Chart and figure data
--- start ---

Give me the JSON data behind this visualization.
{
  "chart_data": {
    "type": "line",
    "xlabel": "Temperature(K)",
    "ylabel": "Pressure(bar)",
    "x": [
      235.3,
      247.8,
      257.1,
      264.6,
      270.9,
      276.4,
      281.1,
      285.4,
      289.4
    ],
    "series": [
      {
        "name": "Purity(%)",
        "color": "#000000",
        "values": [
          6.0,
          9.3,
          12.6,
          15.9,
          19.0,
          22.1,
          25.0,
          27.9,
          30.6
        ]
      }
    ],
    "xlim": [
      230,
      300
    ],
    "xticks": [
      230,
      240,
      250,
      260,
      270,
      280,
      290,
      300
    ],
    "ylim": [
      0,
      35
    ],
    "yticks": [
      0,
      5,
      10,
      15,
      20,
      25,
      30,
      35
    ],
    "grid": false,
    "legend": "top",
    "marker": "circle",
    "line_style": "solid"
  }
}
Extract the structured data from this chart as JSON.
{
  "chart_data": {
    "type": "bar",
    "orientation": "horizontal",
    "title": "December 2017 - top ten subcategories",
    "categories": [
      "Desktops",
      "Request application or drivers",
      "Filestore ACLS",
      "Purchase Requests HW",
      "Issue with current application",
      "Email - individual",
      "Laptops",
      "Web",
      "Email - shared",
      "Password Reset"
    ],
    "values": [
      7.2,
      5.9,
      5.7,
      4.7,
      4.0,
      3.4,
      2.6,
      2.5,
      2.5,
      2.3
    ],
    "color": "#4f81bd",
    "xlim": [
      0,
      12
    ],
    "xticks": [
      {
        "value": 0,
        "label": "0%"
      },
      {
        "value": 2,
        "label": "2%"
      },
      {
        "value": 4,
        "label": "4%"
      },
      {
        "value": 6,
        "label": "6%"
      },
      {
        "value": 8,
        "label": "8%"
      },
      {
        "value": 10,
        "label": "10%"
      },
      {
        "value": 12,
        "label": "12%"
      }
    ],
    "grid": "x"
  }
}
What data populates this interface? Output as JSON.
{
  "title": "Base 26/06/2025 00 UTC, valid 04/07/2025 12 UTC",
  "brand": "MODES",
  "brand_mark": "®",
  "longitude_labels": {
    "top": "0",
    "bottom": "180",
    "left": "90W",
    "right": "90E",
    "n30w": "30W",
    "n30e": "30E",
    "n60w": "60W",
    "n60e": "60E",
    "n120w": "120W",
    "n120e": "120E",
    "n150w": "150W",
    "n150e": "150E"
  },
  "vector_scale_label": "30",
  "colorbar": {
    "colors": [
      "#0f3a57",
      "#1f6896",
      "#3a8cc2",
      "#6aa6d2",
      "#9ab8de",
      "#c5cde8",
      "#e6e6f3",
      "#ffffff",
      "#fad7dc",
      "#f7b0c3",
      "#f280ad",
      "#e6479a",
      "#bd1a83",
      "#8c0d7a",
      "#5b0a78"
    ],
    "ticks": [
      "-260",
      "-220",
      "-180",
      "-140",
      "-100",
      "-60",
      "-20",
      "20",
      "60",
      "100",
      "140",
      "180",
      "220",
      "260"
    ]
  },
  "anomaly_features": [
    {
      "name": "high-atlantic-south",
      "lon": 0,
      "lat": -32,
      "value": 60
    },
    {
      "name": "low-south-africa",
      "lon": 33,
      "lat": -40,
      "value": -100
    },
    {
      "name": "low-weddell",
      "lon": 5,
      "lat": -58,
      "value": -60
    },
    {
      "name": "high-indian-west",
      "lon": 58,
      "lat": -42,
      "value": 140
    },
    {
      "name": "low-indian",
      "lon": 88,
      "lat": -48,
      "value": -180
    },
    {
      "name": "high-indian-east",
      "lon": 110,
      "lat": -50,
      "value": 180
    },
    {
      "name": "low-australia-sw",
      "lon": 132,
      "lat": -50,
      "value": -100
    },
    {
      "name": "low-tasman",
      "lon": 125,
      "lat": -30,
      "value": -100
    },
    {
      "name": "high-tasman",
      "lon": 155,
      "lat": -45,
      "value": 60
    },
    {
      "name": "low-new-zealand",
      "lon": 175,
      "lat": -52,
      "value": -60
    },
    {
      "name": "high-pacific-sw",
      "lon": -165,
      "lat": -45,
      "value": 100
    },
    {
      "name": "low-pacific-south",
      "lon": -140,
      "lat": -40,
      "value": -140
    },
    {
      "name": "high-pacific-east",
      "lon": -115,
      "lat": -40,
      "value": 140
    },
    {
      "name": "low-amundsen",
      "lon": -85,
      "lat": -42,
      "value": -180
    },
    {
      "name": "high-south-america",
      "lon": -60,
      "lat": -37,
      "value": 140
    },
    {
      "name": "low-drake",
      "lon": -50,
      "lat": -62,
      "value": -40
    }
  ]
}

--- end ---

■ Task details:
Write the material out again in its entirety, exactly as shown.

■ Exercise answer:
Give me the JSON data behind this visualization.
{
  "chart_data": {
    "type": "line",
    "xlabel": "Temperature(K)",
    "ylabel": "Pressure(bar)",
    "x": [
      235.3,
      247.8,
      257.1,
      264.6,
      270.9,
      276.4,
      281.1,
      285.4,
      289.4
    ],
    "series": [
      {
        "name": "Purity(%)",
        "color": "#000000",
        "values": [
          6.0,
          9.3,
          12.6,
          15.9,
          19.0,
          22.1,
          25.0,
          27.9,
          30.6
        ]
      }
    ],
    "xlim": [
      230,
      300
    ],
    "xticks": [
      230,
      240,
      250,
      260,
      270,
      280,
      290,
      300
    ],
    "ylim": [
      0,
      35
    ],
    "yticks": [
      0,
      5,
      10,
      15,
      20,
      25,
      30,
      35
    ],
    "grid": false,
    "legend": "top",
    "marker": "circle",
    "line_style": "solid"
  }
}
Extract the structured data from this chart as JSON.
{
  "chart_data": {
    "type": "bar",
    "orientation": "horizontal",
    "title": "December 2017 - top ten subcategories",
    "categories": [
      "Desktops",
      "Request application or drivers",
      "Filestore ACLS",
      "Purchase Requests HW",
      "Issue with current application",
      "Email - individual",
      "Laptops",
      "Web",
      "Email - shared",
      "Password Reset"
    ],
    "values": [
      7.2,
      5.9,
      5.7,
      4.7,
      4.0,
      3.4,
      2.6,
      2.5,
      2.5,
      2.3
    ],
    "color": "#4f81bd",
    "xlim": [
      0,
      12
    ],
    "xticks": [
      {
        "value": 0,
        "label": "0%"
      },
      {
        "value": 2,
        "label": "2%"
      },
      {
        "value": 4,
        "label": "4%"
      },
      {
        "value": 6,
        "label": "6%"
      },
      {
        "value": 8,
        "label": "8%"
      },
      {
        "value": 10,
        "label": "10%"
      },
      {
        "value": 12,
        "label": "12%"
      }
    ],
    "grid": "x"
  }
}
What data populates this interface? Output as JSON.
{
  "title": "Base 26/06/2025 00 UTC, valid 04/07/2025 12 UTC",
  "brand": "MODES",
  "brand_mark": "®",
  "longitude_labels": {
    "top": "0",
    "bottom": "180",
    "left": "90W",
    "right": "90E",
    "n30w": "30W",
    "n30e": "30E",
    "n60w": "60W",
    "n60e": "60E",
    "n120w": "120W",
    "n120e": "120E",
    "n150w": "150W",
    "n150e": "150E"
  },
  "vector_scale_label": "30",
  "colorbar": {
    "colors": [
      "#0f3a57",
      "#1f6896",
      "#3a8cc2",
      "#6aa6d2",
      "#9ab8de",
      "#c5cde8",
      "#e6e6f3",
      "#ffffff",
      "#fad7dc",
      "#f7b0c3",
      "#f280ad",
      "#e6479a",
      "#bd1a83",
      "#8c0d7a",
      "#5b0a78"
    ],
    "ticks": [
      "-260",
      "-220",
      "-180",
      "-140",
      "-100",
      "-60",
      "-20",
      "20",
      "60",
      "100",
      "140",
      "180",
      "220",
      "260"
    ]
  },
  "anomaly_features": [
    {
      "name": "high-atlantic-south",
      "lon": 0,
      "lat": -32,
      "value": 60
    },
    {
      "name": "low-south-africa",
      "lon": 33,
      "lat": -40,
      "value": -100
    },
    {
      "name": "low-weddell",
      "lon": 5,
      "lat": -58,
      "value": -60
    },
    {
      "name": "high-indian-west",
      "lon": 58,
      "lat": -42,
      "value": 140
    },
    {
      "name": "low-indian",
      "lon": 88,
      "lat": -48,
      "value": -180
    },
    {
      "name": "high-indian-east",
      "lon": 110,
      "lat": -50,
      "value": 180
    },
    {
      "name": "low-australia-sw",
      "lon": 132,
      "lat": -50,
      "value": -100
    },
    {
      "name": "low-tasman",
      "lon": 125,
      "lat": -30,
      "value": -100
    },
    {
      "name": "high-tasman",
      "lon": 155,
      "lat": -45,
      "value": 60
    },
    {
      "name": "low-new-zealand",
      "lon": 175,
      "lat": -52,
      "value": -60
    },
    {
      "name": "high-pacific-sw",
      "lon": -165,
      "lat": -45,
      "value": 100
    },
    {
      "name": "low-pacific-south",
      "lon": -140,
      "lat": -40,
      "value": -140
    },
    {
      "name": "high-pacific-east",
      "lon": -115,
      "lat": -40,
      "value": 140
    },
    {
      "name": "low-amundsen",
      "lon": -85,
      "lat": -42,
      "value": -180
    },
    {
      "name": "high-south-america",
      "lon": -60,
      "lat": -37,
      "value": 140
    },
    {
      "name": "low-drake",
      "lon": -50,
      "lat": -62,
      "value": -40
    }
  ]
}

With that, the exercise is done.